Exercise directions: Rewrite the entries below with "Enumerate" changed to "List" and everything else kept the same. Leave out the pictures.

Exercise inputs:
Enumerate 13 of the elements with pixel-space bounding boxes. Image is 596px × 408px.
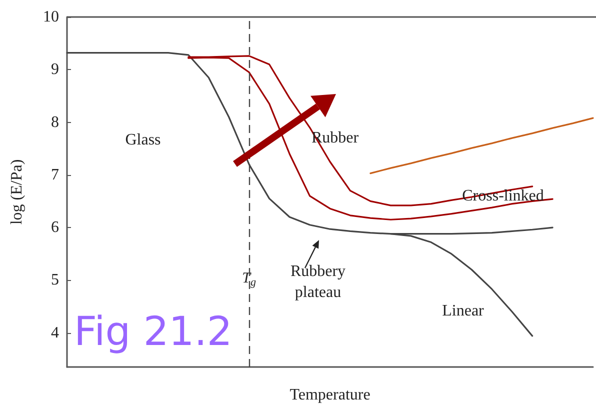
annotation: Glass	[125, 132, 161, 148]
y-tick-label: 6	[51, 219, 59, 236]
annotation: Fig 21.2	[74, 309, 232, 355]
y-tick-label: 8	[51, 114, 59, 131]
y-tick-label: 10	[43, 8, 59, 26]
x-axis-title: Temperature	[290, 386, 370, 404]
y-tick-label: 4	[51, 324, 59, 342]
y-tick-label: 7	[51, 166, 59, 184]
y-tick-label: 5	[51, 272, 59, 289]
y-axis-title: log (E/Pa)	[8, 159, 26, 225]
annotation: Linear	[442, 302, 485, 320]
annotation: Rubbery plateau	[290, 263, 346, 301]
y-tick-label: 9	[51, 61, 59, 78]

Solution below:
List 13 of the elements with pixel-space bounding boxes. Image is 596px × 408px.
annotation: Glass	[125, 132, 161, 148]
y-tick-label: 6	[51, 219, 59, 236]
annotation: Fig 21.2	[74, 309, 232, 355]
y-tick-label: 8	[51, 114, 59, 131]
y-tick-label: 10	[43, 8, 59, 26]
x-axis-title: Temperature	[290, 386, 370, 404]
y-tick-label: 4	[51, 324, 59, 342]
y-tick-label: 7	[51, 166, 59, 184]
y-tick-label: 5	[51, 272, 59, 289]
y-axis-title: log (E/Pa)	[8, 159, 26, 225]
annotation: Linear	[442, 302, 485, 320]
annotation: Rubbery plateau	[290, 263, 346, 301]
y-tick-label: 9	[51, 61, 59, 78]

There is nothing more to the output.